◆ **Listed entries**

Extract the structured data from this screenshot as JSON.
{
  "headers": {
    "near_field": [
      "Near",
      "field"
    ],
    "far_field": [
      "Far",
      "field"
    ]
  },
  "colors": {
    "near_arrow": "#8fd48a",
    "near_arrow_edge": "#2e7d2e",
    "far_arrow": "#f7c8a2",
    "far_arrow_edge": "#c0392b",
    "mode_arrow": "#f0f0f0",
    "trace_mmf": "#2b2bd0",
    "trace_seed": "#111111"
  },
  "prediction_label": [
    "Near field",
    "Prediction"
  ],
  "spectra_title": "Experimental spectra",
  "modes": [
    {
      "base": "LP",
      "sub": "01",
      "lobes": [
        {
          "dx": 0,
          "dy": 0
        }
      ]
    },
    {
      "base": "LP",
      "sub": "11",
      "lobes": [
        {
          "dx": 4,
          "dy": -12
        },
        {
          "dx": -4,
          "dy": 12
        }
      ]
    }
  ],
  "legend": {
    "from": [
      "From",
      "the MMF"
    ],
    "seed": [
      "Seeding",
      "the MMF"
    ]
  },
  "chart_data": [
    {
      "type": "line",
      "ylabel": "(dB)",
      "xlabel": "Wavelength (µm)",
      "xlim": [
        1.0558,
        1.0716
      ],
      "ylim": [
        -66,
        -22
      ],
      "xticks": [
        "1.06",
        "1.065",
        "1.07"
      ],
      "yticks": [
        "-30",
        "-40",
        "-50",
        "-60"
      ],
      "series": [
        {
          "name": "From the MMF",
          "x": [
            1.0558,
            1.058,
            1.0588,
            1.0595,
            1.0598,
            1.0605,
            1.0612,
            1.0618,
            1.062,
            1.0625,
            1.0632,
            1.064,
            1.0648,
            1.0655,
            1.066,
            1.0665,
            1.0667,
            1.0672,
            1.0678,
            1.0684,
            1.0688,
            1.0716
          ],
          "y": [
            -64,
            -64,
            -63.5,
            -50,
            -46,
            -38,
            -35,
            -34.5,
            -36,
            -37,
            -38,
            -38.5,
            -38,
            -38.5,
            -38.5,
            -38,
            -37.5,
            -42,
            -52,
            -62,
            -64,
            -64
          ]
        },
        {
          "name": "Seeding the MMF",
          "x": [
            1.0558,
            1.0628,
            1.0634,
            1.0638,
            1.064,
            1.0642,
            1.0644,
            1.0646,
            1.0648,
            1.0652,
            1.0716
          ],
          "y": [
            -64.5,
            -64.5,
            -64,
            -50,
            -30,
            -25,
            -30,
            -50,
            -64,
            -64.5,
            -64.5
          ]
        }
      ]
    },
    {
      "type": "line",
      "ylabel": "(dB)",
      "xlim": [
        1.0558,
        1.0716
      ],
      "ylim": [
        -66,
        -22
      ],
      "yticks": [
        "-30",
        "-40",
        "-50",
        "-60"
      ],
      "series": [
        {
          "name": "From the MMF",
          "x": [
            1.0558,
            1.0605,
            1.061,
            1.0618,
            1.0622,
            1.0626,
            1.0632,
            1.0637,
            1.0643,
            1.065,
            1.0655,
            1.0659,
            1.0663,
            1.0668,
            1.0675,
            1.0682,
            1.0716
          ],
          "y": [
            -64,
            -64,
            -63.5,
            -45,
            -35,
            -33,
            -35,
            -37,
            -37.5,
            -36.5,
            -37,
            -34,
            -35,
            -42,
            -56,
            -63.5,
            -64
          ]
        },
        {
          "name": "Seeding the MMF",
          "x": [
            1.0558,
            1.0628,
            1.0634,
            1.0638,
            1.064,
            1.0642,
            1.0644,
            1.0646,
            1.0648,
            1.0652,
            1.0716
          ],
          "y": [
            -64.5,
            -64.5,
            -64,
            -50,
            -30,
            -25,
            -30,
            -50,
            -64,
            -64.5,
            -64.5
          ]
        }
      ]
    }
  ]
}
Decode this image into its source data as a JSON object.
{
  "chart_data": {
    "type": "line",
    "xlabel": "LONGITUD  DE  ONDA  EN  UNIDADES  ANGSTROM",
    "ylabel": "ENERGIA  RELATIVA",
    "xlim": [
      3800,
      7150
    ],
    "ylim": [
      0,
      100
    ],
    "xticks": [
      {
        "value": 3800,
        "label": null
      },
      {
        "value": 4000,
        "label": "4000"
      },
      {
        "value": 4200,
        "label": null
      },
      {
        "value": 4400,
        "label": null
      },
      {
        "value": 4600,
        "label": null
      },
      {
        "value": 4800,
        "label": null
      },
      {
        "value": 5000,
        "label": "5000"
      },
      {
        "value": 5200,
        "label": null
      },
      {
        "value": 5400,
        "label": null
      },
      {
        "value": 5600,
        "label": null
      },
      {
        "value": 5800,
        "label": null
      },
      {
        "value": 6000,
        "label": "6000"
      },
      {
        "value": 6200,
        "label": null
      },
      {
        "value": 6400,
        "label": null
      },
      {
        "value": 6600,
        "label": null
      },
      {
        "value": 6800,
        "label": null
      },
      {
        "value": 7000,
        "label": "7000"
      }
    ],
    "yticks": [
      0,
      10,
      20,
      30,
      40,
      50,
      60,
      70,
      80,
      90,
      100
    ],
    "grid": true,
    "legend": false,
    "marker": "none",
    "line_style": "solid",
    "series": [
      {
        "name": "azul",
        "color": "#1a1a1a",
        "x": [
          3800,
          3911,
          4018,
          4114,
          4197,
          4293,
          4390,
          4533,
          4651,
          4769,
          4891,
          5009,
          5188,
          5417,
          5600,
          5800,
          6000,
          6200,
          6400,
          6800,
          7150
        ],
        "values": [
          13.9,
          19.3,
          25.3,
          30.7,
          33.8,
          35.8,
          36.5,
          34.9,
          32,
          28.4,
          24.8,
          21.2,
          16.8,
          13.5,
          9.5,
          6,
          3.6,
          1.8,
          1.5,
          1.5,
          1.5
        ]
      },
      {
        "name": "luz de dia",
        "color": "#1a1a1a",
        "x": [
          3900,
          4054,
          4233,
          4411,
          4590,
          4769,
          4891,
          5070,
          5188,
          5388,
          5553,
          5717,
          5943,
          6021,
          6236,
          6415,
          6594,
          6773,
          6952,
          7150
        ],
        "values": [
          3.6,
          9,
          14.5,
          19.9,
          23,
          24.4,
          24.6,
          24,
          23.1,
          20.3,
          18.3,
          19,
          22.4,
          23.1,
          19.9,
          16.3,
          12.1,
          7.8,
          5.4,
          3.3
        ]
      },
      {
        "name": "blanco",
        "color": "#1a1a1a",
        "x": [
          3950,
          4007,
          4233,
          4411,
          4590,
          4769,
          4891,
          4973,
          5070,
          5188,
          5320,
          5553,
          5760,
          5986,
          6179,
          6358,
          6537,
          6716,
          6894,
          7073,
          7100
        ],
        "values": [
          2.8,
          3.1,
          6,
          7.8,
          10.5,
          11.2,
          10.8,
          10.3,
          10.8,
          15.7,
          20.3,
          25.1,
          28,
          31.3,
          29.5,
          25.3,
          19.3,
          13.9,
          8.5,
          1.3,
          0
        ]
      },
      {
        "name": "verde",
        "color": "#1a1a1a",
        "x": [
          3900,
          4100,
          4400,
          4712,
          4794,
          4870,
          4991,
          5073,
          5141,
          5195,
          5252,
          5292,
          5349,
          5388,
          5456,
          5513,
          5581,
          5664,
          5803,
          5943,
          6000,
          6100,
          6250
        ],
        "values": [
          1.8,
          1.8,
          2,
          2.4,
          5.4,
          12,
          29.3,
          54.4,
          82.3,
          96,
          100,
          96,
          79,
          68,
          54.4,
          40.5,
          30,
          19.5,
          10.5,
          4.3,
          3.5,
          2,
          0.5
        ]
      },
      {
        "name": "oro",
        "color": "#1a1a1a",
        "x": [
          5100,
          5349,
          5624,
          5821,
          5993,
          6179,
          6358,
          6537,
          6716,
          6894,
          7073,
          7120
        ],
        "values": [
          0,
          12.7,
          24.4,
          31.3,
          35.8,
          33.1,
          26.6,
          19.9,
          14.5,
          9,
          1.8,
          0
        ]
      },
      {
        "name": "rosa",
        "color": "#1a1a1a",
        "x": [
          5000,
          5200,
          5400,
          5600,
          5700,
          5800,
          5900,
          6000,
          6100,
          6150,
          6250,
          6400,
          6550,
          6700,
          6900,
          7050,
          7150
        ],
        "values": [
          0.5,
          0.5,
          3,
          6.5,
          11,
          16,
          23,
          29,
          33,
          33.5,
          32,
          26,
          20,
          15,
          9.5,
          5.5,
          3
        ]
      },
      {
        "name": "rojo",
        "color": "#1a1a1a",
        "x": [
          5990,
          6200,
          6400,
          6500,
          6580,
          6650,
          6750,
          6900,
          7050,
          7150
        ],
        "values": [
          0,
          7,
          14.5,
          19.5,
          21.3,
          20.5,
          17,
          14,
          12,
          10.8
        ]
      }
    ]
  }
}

◆ **Exercise aim**
Find the lines above holding the word "this" and show them.

◆ **Written solution**
Extract the structured data from this screenshot as JSON.
Decode this image into its source data as a JSON object.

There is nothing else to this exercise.